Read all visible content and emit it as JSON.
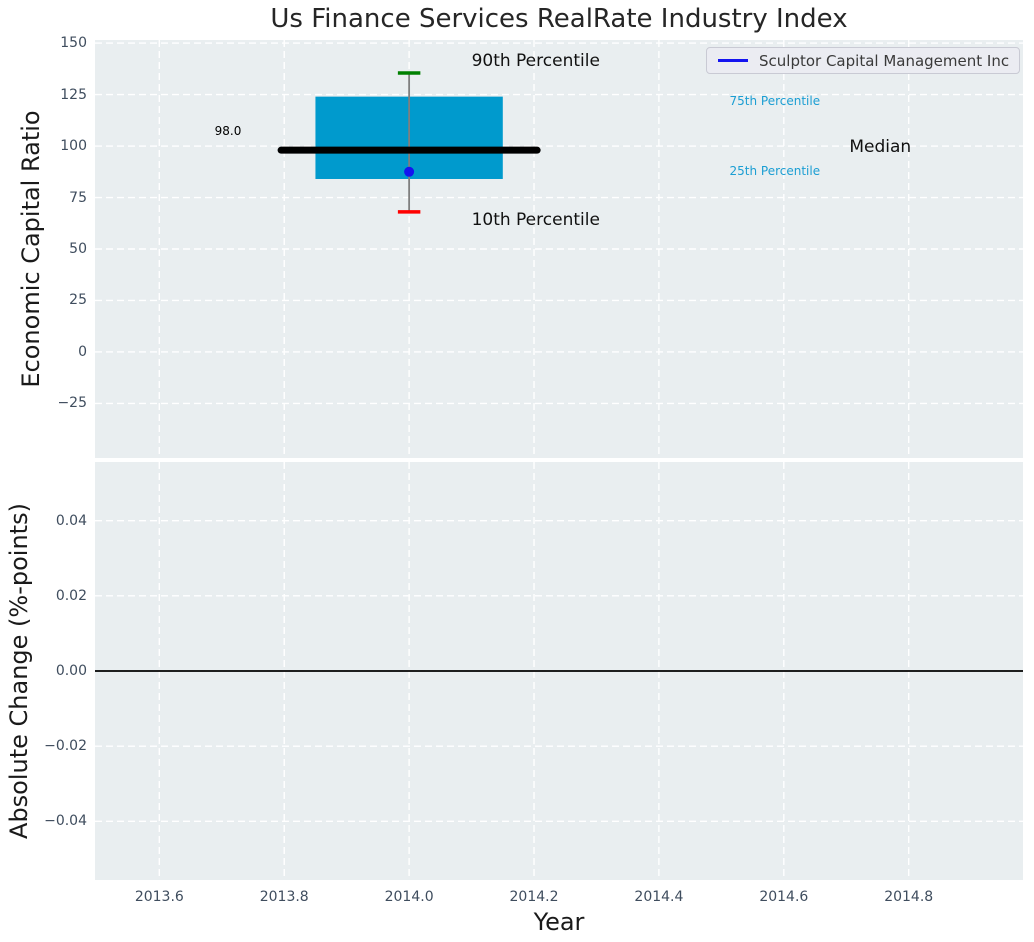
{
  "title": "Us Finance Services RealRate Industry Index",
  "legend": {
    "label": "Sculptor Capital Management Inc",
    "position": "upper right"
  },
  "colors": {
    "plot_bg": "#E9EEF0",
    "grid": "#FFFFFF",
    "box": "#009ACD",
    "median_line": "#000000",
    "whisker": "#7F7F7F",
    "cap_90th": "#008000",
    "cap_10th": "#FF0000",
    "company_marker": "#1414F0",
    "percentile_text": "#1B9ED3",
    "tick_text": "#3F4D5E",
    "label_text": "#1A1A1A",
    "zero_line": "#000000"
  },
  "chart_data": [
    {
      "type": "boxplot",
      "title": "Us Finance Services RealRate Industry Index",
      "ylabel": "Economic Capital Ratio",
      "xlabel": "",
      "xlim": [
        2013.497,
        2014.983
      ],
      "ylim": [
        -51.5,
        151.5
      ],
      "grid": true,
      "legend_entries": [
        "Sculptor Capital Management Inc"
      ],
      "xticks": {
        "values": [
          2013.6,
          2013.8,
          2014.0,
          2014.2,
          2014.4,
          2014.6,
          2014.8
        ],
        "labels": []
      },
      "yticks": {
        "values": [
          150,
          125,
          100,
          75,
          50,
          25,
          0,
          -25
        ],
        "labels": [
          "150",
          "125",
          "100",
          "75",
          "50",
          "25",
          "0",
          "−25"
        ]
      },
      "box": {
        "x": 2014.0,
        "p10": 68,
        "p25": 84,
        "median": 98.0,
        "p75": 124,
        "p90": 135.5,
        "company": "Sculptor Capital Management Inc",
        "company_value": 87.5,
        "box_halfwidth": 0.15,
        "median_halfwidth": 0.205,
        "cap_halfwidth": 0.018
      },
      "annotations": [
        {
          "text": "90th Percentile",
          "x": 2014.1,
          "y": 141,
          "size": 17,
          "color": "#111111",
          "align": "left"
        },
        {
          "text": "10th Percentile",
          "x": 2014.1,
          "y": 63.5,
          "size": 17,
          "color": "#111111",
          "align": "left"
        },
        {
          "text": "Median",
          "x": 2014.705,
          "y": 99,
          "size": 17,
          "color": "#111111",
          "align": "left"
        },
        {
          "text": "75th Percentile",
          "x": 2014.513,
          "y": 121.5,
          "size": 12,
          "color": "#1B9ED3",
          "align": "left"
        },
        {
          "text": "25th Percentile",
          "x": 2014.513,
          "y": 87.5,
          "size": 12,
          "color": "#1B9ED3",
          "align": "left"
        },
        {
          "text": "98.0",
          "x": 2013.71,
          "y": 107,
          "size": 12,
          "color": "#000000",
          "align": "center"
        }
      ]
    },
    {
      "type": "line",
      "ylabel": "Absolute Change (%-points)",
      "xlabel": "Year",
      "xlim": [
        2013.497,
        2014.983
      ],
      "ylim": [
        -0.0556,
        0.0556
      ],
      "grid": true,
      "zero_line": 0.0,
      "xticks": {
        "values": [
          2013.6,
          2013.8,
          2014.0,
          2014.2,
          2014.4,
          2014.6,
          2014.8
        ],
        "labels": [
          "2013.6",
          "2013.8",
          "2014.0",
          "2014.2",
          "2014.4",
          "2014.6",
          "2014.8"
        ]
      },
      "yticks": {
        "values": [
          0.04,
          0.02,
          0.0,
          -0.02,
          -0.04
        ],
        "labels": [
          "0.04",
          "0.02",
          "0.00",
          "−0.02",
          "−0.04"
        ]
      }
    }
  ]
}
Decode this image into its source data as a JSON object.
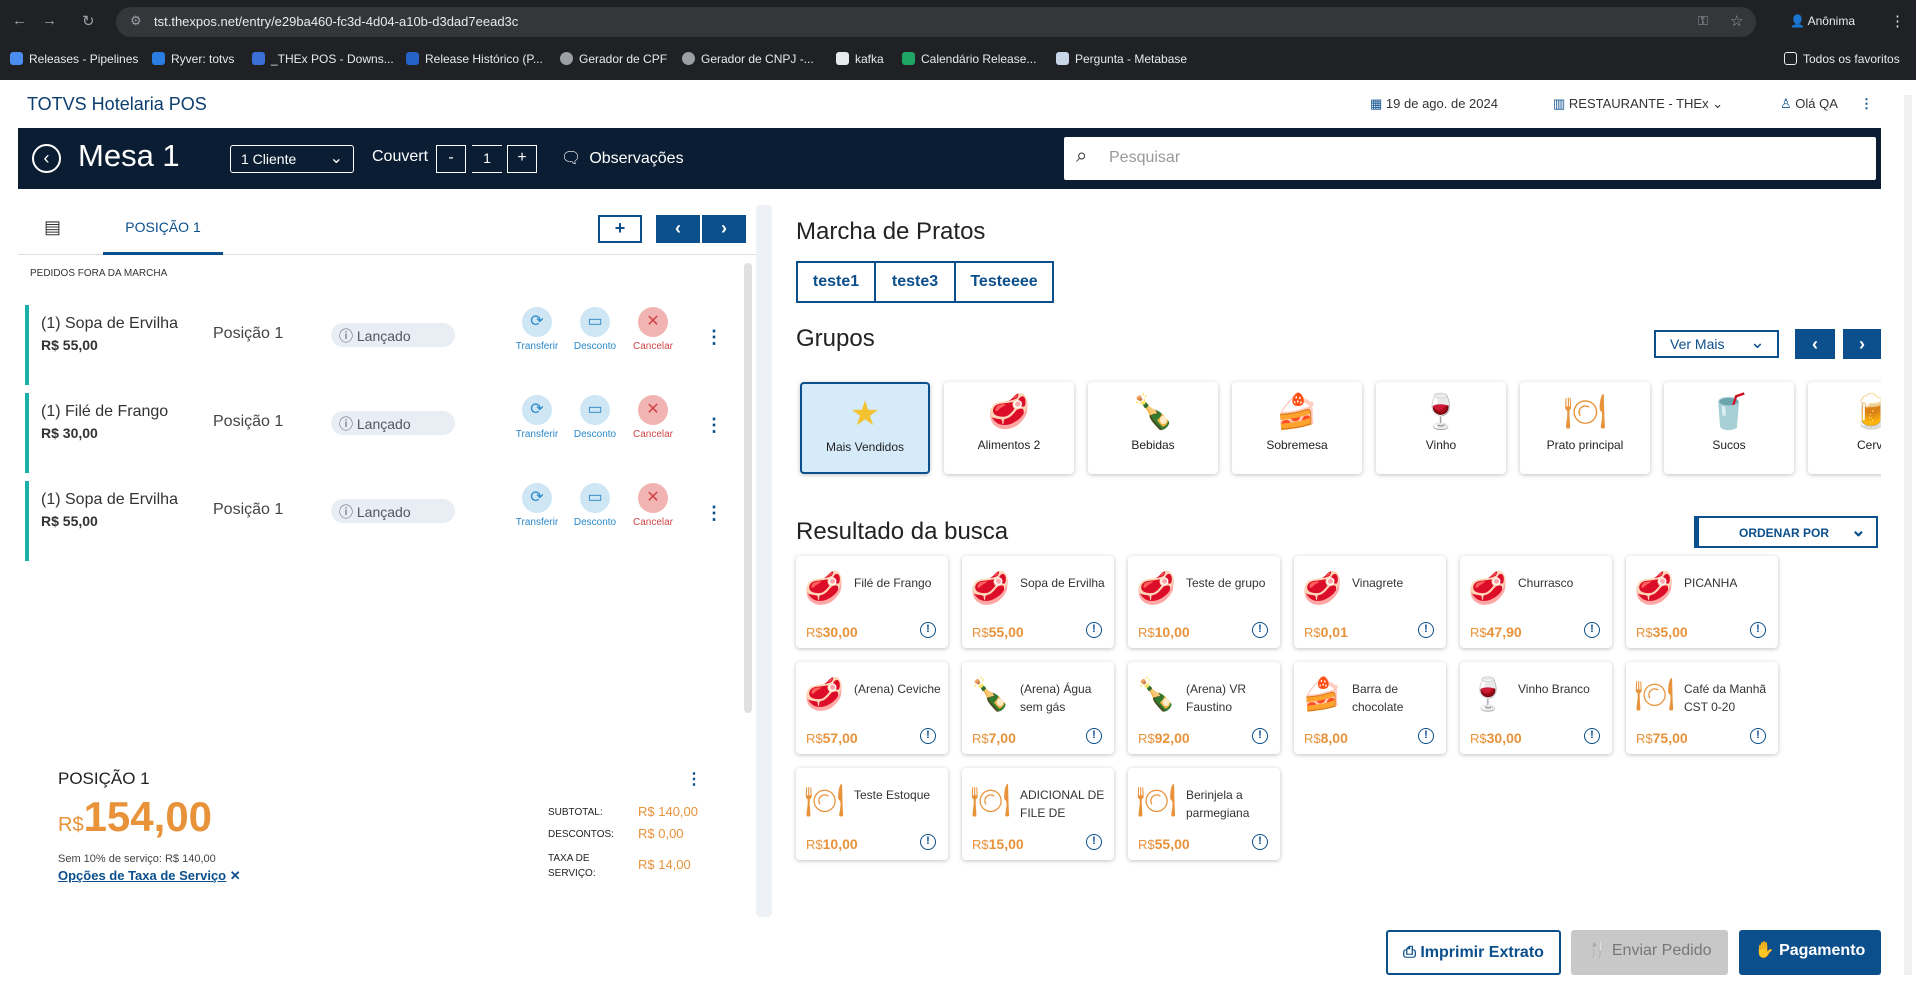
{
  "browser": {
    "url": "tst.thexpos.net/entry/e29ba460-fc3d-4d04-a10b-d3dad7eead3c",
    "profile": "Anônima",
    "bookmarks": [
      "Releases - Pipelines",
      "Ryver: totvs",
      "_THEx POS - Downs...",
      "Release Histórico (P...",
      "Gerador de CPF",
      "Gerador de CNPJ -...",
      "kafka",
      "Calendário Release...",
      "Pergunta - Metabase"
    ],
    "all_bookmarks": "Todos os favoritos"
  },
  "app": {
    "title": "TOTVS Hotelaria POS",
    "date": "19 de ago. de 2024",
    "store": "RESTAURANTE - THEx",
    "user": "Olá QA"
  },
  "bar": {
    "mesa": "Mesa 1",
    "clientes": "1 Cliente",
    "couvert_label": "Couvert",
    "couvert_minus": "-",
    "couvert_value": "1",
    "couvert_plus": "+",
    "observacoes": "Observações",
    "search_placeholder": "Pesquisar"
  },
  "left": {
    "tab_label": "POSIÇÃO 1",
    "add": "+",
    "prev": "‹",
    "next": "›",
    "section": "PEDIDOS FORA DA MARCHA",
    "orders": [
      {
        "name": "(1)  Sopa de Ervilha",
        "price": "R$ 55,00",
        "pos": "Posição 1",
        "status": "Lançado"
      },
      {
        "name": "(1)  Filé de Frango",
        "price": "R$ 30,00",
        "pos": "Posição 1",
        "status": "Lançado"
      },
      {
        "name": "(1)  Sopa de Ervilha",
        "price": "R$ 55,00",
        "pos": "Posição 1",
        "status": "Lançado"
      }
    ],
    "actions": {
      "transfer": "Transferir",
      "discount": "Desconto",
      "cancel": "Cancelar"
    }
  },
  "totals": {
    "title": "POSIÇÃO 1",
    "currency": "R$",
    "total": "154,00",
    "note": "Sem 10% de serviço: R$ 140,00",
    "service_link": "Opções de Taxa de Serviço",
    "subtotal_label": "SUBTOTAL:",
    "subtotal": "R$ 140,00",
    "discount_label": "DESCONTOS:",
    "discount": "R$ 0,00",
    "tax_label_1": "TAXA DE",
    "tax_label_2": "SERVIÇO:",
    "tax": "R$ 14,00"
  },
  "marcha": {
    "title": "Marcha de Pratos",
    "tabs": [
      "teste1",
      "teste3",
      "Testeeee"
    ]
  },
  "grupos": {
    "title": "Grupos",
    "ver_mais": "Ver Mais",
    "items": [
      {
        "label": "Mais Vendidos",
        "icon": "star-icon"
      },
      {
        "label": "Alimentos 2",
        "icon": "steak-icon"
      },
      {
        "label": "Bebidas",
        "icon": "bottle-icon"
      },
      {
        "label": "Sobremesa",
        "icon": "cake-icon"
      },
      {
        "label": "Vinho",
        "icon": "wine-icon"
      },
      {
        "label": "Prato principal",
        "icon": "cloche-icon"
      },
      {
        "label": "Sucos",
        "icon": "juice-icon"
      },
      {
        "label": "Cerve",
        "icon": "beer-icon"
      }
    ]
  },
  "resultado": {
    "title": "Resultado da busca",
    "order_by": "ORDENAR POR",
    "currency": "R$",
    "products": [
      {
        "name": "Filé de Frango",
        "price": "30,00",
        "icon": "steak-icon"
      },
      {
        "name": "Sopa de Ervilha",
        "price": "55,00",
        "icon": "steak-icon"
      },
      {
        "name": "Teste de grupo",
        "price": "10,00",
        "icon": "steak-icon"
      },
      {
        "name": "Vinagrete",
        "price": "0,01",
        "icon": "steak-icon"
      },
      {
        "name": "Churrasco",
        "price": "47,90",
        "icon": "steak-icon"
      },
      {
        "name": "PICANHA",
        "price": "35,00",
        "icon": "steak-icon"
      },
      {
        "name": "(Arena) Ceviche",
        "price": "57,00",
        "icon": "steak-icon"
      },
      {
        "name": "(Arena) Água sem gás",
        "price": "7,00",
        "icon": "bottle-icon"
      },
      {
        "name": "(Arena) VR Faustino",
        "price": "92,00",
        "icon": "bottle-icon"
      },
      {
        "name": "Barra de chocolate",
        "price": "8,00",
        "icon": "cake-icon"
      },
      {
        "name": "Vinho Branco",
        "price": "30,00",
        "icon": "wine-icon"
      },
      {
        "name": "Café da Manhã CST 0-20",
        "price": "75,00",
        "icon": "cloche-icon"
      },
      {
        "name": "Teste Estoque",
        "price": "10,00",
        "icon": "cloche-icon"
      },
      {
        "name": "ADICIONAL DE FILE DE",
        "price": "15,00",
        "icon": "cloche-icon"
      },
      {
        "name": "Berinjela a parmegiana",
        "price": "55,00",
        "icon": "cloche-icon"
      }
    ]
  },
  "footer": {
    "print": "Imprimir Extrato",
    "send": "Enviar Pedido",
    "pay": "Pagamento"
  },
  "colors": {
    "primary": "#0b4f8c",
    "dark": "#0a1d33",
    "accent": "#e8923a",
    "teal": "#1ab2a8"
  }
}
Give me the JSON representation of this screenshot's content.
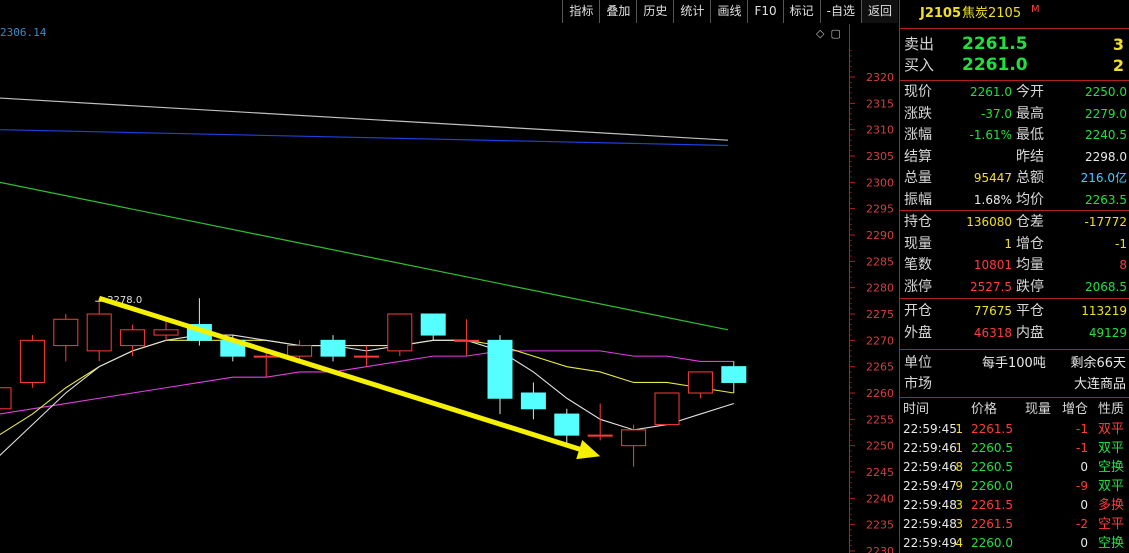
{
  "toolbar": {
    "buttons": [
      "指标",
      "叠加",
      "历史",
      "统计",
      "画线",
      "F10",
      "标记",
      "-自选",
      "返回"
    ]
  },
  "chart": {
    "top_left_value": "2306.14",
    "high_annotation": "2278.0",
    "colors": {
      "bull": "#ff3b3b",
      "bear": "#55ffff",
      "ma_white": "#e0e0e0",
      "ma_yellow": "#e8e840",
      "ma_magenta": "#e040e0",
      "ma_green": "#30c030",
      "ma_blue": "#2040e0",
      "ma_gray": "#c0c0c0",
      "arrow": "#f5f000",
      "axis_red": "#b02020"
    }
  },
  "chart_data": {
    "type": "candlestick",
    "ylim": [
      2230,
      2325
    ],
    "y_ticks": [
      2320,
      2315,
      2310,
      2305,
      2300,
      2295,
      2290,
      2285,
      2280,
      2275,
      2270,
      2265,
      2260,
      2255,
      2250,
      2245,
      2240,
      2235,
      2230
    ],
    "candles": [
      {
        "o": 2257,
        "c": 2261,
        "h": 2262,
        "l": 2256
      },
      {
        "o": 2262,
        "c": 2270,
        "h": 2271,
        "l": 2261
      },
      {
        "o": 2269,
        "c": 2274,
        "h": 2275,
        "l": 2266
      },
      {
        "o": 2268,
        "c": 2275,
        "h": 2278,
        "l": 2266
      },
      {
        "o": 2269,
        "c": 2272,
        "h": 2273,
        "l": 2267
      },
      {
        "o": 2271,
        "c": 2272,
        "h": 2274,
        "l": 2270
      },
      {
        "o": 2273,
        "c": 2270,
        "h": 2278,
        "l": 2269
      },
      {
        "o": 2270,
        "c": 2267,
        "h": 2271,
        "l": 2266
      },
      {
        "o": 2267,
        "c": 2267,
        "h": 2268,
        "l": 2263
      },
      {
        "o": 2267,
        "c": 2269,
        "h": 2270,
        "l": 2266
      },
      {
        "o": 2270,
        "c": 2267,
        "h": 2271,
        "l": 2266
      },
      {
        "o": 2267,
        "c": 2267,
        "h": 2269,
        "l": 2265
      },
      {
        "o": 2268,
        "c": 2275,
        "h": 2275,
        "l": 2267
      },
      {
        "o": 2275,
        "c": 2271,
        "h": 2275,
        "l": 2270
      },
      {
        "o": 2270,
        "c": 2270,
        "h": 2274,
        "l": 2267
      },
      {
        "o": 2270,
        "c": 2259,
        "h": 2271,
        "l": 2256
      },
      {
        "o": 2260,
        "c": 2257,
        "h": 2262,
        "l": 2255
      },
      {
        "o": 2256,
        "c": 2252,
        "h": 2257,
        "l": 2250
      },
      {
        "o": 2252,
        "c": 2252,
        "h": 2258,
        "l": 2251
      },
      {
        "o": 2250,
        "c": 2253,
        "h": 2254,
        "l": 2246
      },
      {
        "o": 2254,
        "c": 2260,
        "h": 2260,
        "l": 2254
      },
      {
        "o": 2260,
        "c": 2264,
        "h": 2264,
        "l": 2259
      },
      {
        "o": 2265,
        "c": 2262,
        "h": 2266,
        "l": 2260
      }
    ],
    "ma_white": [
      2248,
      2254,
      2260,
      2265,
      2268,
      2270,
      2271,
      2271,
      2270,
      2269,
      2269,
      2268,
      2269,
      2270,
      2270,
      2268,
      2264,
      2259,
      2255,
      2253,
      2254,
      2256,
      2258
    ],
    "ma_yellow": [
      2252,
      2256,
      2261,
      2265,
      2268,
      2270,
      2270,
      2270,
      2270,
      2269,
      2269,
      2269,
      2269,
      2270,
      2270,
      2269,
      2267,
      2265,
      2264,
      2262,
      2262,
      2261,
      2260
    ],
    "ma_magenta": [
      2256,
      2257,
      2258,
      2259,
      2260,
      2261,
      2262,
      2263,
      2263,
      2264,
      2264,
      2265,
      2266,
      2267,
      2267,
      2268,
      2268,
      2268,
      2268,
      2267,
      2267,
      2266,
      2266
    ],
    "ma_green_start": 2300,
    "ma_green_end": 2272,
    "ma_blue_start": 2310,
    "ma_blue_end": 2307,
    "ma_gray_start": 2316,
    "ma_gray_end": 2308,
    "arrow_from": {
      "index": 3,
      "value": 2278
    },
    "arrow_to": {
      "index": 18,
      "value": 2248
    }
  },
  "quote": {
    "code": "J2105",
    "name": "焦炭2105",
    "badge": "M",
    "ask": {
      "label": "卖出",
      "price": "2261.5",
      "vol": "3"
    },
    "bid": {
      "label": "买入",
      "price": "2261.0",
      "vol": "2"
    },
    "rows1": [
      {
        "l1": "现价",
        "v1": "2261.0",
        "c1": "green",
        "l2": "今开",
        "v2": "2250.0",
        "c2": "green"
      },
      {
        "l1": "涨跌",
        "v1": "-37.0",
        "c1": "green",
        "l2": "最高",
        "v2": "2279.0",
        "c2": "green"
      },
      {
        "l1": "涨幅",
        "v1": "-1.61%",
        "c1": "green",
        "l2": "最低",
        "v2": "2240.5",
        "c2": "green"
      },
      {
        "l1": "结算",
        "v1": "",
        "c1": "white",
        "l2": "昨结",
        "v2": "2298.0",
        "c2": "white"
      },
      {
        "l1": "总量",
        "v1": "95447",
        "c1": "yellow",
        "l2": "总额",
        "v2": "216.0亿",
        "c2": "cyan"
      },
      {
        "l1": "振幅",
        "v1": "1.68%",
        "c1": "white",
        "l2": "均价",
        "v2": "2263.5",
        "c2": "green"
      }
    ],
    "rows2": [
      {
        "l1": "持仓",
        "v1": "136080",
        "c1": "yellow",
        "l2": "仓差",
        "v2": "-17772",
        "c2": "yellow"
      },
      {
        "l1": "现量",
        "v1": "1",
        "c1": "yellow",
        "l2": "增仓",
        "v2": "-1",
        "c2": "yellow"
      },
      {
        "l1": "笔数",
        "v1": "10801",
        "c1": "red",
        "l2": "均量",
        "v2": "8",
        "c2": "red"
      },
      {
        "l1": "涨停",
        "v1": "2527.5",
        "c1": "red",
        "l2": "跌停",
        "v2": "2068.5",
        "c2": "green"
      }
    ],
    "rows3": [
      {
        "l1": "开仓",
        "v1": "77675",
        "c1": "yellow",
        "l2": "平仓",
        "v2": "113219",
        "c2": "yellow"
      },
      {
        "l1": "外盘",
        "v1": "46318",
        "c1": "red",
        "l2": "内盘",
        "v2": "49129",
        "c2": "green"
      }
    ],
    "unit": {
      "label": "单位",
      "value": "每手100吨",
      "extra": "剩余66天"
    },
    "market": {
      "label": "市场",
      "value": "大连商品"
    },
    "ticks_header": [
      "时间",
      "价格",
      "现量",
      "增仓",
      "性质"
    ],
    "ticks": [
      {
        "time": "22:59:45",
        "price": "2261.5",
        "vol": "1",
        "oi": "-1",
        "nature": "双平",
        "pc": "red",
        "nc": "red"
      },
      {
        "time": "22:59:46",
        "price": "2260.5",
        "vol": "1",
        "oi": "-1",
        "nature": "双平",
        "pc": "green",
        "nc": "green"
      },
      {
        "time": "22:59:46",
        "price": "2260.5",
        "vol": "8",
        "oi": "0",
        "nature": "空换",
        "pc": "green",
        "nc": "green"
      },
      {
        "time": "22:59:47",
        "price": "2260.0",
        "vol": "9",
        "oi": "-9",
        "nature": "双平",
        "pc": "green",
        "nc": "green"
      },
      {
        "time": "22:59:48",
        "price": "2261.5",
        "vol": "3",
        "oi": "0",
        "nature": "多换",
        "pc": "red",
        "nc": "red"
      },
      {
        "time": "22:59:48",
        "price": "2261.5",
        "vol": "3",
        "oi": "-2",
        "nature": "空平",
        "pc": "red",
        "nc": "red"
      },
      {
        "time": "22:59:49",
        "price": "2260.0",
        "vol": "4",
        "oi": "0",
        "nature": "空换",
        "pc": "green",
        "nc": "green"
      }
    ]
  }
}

▸ **WHAT TO DO**
Go through the listing above and report how many of its lines contain the word "Industry", with only the number as output.

▸ **WRITTEN RESPONSE**
2